» Required work
Reproduce the listing that follows with no differences at all.

-- Start of Data entries --

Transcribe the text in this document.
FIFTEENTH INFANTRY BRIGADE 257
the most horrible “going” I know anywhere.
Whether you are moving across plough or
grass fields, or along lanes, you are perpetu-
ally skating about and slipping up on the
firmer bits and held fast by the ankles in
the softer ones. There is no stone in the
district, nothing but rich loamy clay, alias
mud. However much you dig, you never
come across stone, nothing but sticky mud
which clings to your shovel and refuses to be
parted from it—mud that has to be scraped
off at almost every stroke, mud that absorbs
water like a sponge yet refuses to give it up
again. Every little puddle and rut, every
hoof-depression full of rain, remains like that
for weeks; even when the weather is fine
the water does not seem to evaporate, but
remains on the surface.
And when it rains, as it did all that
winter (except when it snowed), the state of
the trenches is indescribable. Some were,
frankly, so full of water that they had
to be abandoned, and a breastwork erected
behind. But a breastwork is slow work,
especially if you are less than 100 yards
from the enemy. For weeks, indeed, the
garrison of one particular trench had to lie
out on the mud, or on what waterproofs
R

-- End of Data entries --

» Answer
Transcribe the text in this document.
FIFTEENTH INFANTRY BRIGADE 257
the most horrible “going” I know anywhere.
Whether you are moving across plough or
grass fields, or along lanes, you are perpetu-
ally skating about and slipping up on the
firmer bits and held fast by the ankles in
the softer ones. There is no stone in the
district, nothing but rich loamy clay, alias
mud. However much you dig, you never
come across stone, nothing but sticky mud
which clings to your shovel and refuses to be
parted from it—mud that has to be scraped
off at almost every stroke, mud that absorbs
water like a sponge yet refuses to give it up
again. Every little puddle and rut, every
hoof-depression full of rain, remains like that
for weeks; even when the weather is fine
the water does not seem to evaporate, but
remains on the surface.
And when it rains, as it did all that
winter (except when it snowed), the state of
the trenches is indescribable. Some were,
frankly, so full of water that they had
to be abandoned, and a breastwork erected
behind. But a breastwork is slow work,
especially if you are less than 100 yards
from the enemy. For weeks, indeed, the
garrison of one particular trench had to lie
out on the mud, or on what waterproofs
R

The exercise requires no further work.